Task prompt: Return all of the data exactly, with nothing left out but the pictures.
=== Entries shown ===
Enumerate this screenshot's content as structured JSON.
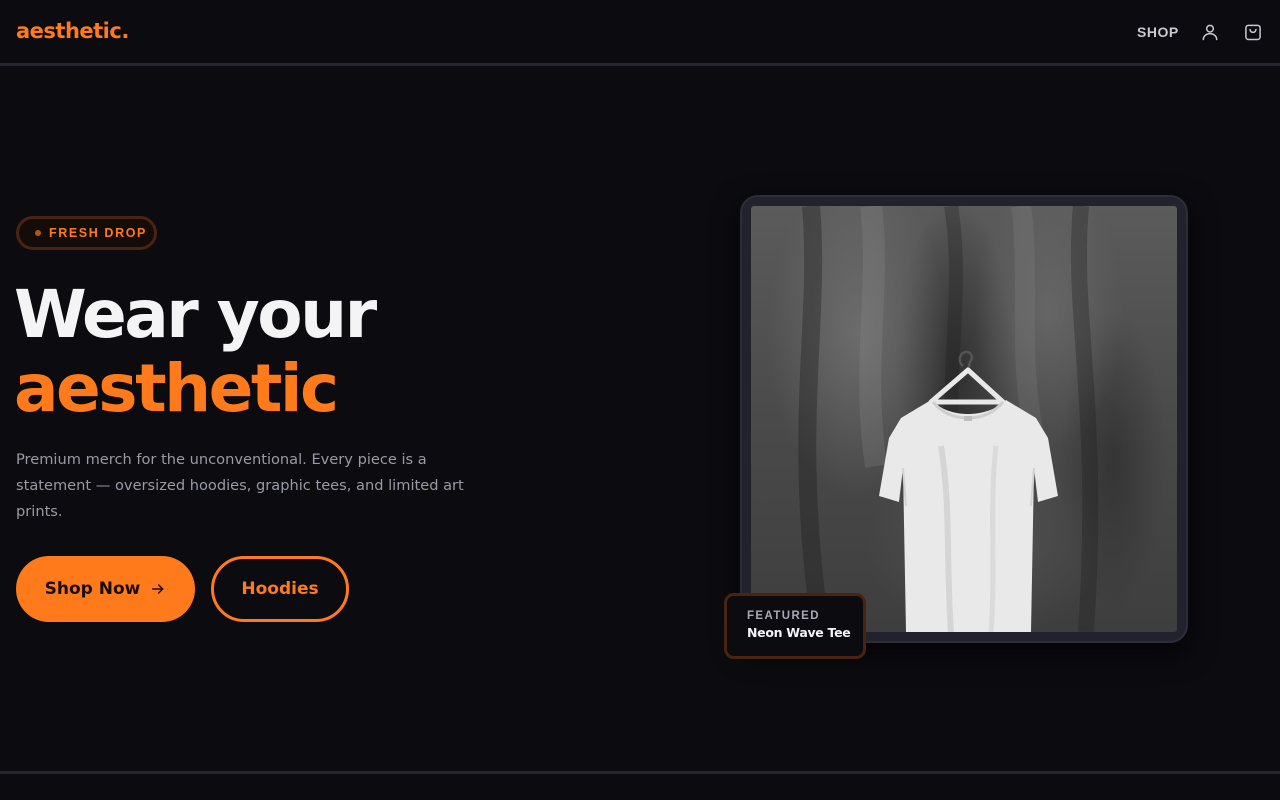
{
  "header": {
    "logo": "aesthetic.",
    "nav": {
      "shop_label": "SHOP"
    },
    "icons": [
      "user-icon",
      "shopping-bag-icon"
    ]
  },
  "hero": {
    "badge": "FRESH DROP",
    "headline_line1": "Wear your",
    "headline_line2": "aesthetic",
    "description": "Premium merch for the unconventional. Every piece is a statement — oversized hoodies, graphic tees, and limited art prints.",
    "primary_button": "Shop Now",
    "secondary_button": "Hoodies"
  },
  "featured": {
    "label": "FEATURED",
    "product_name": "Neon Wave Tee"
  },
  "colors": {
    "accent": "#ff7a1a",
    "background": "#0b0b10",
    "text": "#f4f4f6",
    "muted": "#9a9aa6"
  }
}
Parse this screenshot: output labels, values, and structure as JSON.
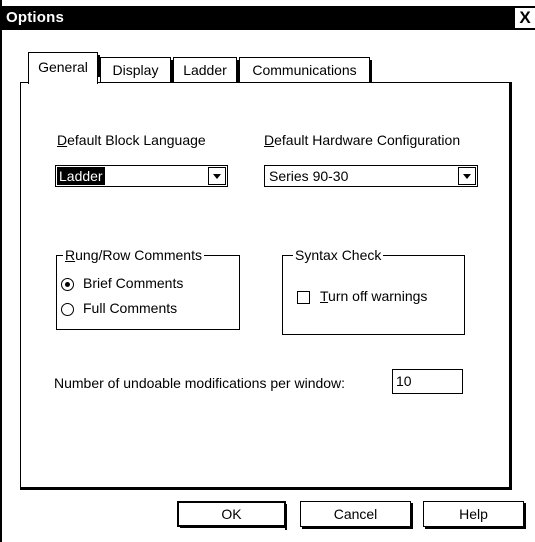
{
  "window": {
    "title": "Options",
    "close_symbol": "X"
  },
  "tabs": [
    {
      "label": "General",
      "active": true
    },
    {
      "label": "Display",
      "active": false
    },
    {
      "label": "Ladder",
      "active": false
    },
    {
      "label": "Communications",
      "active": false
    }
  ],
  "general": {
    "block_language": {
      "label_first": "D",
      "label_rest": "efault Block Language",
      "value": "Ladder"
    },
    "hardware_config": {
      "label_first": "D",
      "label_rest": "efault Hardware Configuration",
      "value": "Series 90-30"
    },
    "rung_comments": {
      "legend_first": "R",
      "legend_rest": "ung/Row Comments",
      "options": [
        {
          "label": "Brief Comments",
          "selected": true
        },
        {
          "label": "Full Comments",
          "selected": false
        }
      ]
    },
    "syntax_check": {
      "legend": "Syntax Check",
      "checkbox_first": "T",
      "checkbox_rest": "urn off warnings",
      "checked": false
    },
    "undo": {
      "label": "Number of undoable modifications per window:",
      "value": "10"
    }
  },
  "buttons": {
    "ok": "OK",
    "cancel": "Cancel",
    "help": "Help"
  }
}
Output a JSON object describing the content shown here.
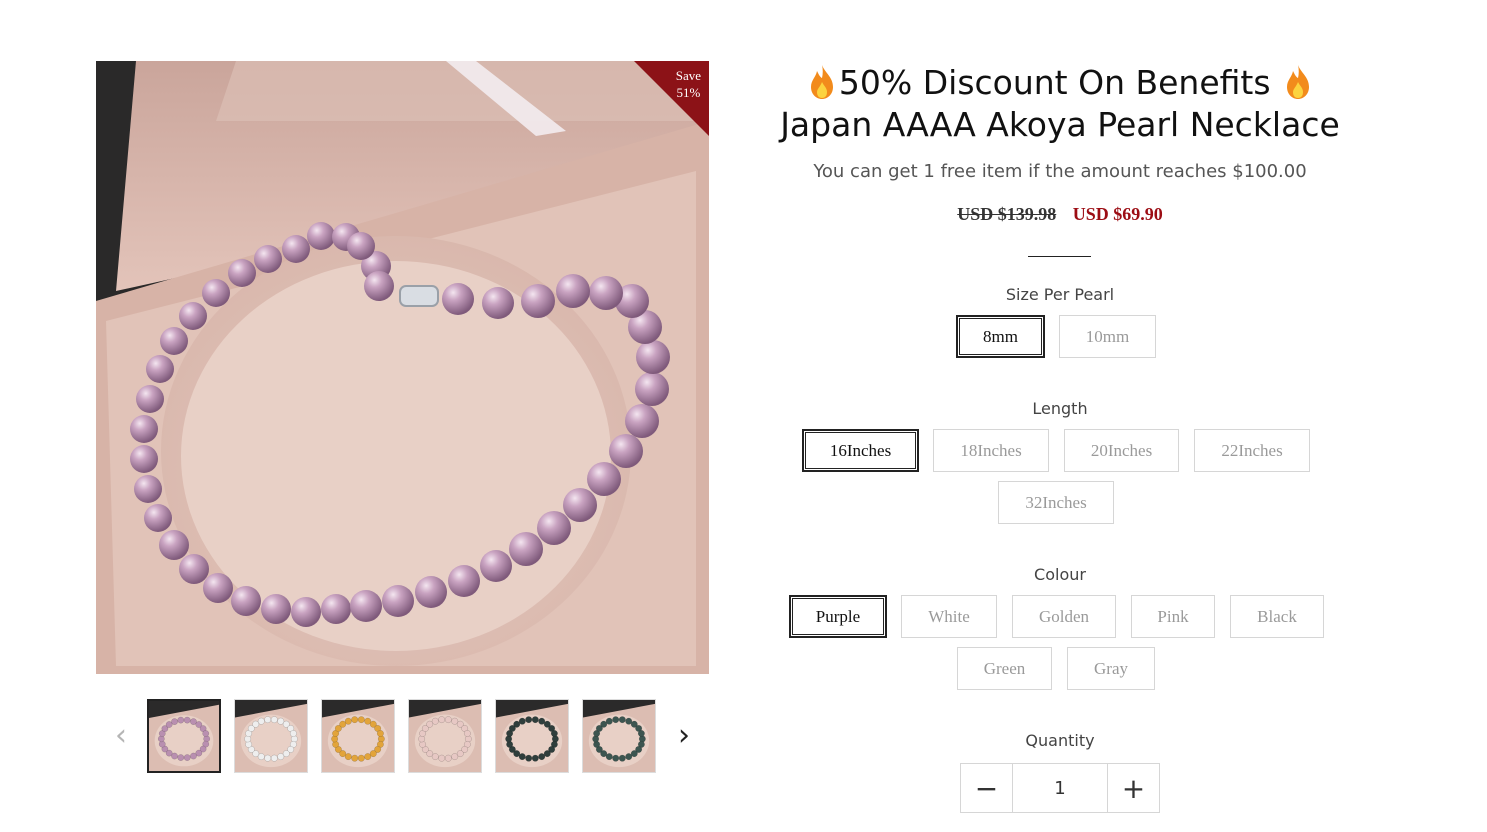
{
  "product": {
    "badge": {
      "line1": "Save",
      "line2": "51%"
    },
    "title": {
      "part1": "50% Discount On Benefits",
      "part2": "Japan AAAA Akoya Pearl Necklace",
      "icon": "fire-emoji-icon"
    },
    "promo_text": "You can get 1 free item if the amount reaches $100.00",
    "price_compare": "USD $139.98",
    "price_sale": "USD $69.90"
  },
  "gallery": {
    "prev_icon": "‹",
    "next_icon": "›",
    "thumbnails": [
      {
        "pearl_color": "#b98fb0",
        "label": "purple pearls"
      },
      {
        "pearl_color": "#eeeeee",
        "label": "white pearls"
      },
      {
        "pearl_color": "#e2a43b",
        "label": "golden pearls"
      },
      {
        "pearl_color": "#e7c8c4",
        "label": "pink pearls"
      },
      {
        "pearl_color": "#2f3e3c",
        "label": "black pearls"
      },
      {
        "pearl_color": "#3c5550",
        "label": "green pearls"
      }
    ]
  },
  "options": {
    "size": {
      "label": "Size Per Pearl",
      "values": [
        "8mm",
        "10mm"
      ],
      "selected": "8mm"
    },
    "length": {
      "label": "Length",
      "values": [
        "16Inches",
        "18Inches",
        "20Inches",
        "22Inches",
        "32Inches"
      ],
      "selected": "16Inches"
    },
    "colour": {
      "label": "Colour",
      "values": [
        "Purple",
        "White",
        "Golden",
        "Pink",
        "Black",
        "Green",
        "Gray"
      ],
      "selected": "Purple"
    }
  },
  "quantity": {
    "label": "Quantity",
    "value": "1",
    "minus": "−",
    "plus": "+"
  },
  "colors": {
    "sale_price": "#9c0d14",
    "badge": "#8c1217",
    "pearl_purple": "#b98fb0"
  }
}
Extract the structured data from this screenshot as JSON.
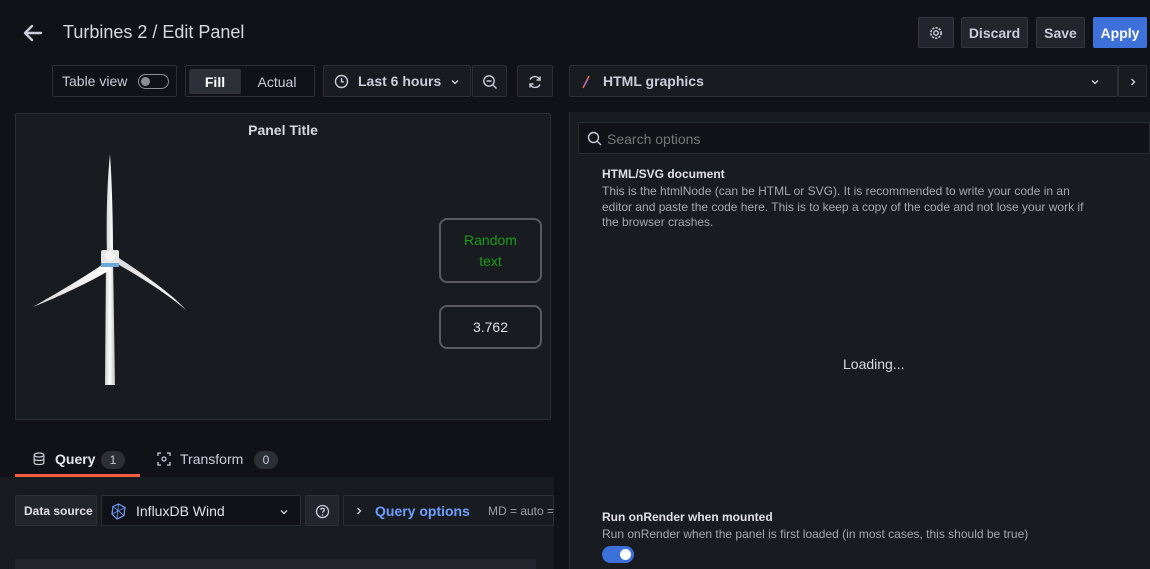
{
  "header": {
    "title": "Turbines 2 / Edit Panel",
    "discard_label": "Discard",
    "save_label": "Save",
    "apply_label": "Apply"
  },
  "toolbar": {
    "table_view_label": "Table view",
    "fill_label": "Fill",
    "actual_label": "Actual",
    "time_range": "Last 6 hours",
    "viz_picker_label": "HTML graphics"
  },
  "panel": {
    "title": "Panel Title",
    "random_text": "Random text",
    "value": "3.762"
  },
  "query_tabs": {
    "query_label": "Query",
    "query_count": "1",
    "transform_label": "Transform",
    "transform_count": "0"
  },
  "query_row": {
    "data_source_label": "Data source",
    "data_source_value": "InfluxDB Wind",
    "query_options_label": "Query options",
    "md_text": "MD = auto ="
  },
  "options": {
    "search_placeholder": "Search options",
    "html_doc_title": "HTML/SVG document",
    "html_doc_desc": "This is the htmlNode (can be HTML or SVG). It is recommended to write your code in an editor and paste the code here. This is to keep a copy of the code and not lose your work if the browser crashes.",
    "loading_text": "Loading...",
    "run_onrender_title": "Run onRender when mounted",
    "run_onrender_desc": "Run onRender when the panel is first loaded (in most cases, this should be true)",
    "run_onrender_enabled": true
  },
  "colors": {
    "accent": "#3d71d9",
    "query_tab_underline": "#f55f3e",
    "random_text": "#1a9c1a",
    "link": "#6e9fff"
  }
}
===
Solution:
Enumerate this screenshot's content as structured JSON.
{
  "header": {
    "logo": "aesthetic.",
    "nav": {
      "shop_label": "SHOP"
    },
    "icons": [
      "user-icon",
      "shopping-bag-icon"
    ]
  },
  "hero": {
    "badge": "FRESH DROP",
    "headline_line1": "Wear your",
    "headline_line2": "aesthetic",
    "description": "Premium merch for the unconventional. Every piece is a statement — oversized hoodies, graphic tees, and limited art prints.",
    "primary_button": "Shop Now",
    "secondary_button": "Hoodies"
  },
  "featured": {
    "label": "FEATURED",
    "product_name": "Neon Wave Tee"
  },
  "colors": {
    "accent": "#ff7a1a",
    "background": "#0b0b10",
    "text": "#f4f4f6",
    "muted": "#9a9aa6"
  }
}
Parse this screenshot: output labels, values, and structure as JSON.
{
  "window": {
    "title": "Options",
    "close_symbol": "X"
  },
  "tabs": [
    {
      "label": "General",
      "active": true
    },
    {
      "label": "Display",
      "active": false
    },
    {
      "label": "Ladder",
      "active": false
    },
    {
      "label": "Communications",
      "active": false
    }
  ],
  "general": {
    "block_language": {
      "label_first": "D",
      "label_rest": "efault Block Language",
      "value": "Ladder"
    },
    "hardware_config": {
      "label_first": "D",
      "label_rest": "efault Hardware Configuration",
      "value": "Series 90-30"
    },
    "rung_comments": {
      "legend_first": "R",
      "legend_rest": "ung/Row Comments",
      "options": [
        {
          "label": "Brief Comments",
          "selected": true
        },
        {
          "label": "Full Comments",
          "selected": false
        }
      ]
    },
    "syntax_check": {
      "legend": "Syntax Check",
      "checkbox_first": "T",
      "checkbox_rest": "urn off warnings",
      "checked": false
    },
    "undo": {
      "label": "Number of undoable modifications per window:",
      "value": "10"
    }
  },
  "buttons": {
    "ok": "OK",
    "cancel": "Cancel",
    "help": "Help"
  }
}
Output a JSON object describing the content shown here.
{
  "product": {
    "badge": {
      "line1": "Save",
      "line2": "51%"
    },
    "title": {
      "part1": "50% Discount On Benefits",
      "part2": "Japan AAAA Akoya Pearl Necklace",
      "icon": "fire-emoji-icon"
    },
    "promo_text": "You can get 1 free item if the amount reaches $100.00",
    "price_compare": "USD $139.98",
    "price_sale": "USD $69.90"
  },
  "gallery": {
    "prev_icon": "‹",
    "next_icon": "›",
    "thumbnails": [
      {
        "pearl_color": "#b98fb0",
        "label": "purple pearls"
      },
      {
        "pearl_color": "#eeeeee",
        "label": "white pearls"
      },
      {
        "pearl_color": "#e2a43b",
        "label": "golden pearls"
      },
      {
        "pearl_color": "#e7c8c4",
        "label": "pink pearls"
      },
      {
        "pearl_color": "#2f3e3c",
        "label": "black pearls"
      },
      {
        "pearl_color": "#3c5550",
        "label": "green pearls"
      }
    ]
  },
  "options": {
    "size": {
      "label": "Size Per Pearl",
      "values": [
        "8mm",
        "10mm"
      ],
      "selected": "8mm"
    },
    "length": {
      "label": "Length",
      "values": [
        "16Inches",
        "18Inches",
        "20Inches",
        "22Inches",
        "32Inches"
      ],
      "selected": "16Inches"
    },
    "colour": {
      "label": "Colour",
      "values": [
        "Purple",
        "White",
        "Golden",
        "Pink",
        "Black",
        "Green",
        "Gray"
      ],
      "selected": "Purple"
    }
  },
  "quantity": {
    "label": "Quantity",
    "value": "1",
    "minus": "−",
    "plus": "+"
  },
  "colors": {
    "sale_price": "#9c0d14",
    "badge": "#8c1217",
    "pearl_purple": "#b98fb0"
  }
}
Extract the structured data from this screenshot as JSON.
{
  "header": {
    "title": "Turbines 2 / Edit Panel",
    "discard_label": "Discard",
    "save_label": "Save",
    "apply_label": "Apply"
  },
  "toolbar": {
    "table_view_label": "Table view",
    "fill_label": "Fill",
    "actual_label": "Actual",
    "time_range": "Last 6 hours",
    "viz_picker_label": "HTML graphics"
  },
  "panel": {
    "title": "Panel Title",
    "random_text": "Random text",
    "value": "3.762"
  },
  "query_tabs": {
    "query_label": "Query",
    "query_count": "1",
    "transform_label": "Transform",
    "transform_count": "0"
  },
  "query_row": {
    "data_source_label": "Data source",
    "data_source_value": "InfluxDB Wind",
    "query_options_label": "Query options",
    "md_text": "MD = auto ="
  },
  "options": {
    "search_placeholder": "Search options",
    "html_doc_title": "HTML/SVG document",
    "html_doc_desc": "This is the htmlNode (can be HTML or SVG). It is recommended to write your code in an editor and paste the code here. This is to keep a copy of the code and not lose your work if the browser crashes.",
    "loading_text": "Loading...",
    "run_onrender_title": "Run onRender when mounted",
    "run_onrender_desc": "Run onRender when the panel is first loaded (in most cases, this should be true)",
    "run_onrender_enabled": true
  },
  "colors": {
    "accent": "#3d71d9",
    "query_tab_underline": "#f55f3e",
    "random_text": "#1a9c1a",
    "link": "#6e9fff"
  }
}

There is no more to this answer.